Extracted data entries

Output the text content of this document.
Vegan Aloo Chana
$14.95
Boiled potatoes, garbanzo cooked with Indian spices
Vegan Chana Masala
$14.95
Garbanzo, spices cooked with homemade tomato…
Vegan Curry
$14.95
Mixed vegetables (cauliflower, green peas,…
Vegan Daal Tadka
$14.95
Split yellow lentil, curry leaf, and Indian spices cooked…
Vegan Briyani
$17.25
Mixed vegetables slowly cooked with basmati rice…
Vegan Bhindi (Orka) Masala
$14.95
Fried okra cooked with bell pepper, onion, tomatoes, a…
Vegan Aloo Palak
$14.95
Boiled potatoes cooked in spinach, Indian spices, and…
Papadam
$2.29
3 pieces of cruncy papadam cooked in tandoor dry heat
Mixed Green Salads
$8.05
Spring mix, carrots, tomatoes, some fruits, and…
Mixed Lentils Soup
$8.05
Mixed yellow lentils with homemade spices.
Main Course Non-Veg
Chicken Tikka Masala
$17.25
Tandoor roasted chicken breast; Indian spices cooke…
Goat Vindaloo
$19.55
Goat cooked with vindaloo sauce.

▶ **Exercise task**:
A line counts if it holds the word "Masala". Work out how many lines in the listing count, and give only that number.

▶ **Exercise solution**:
3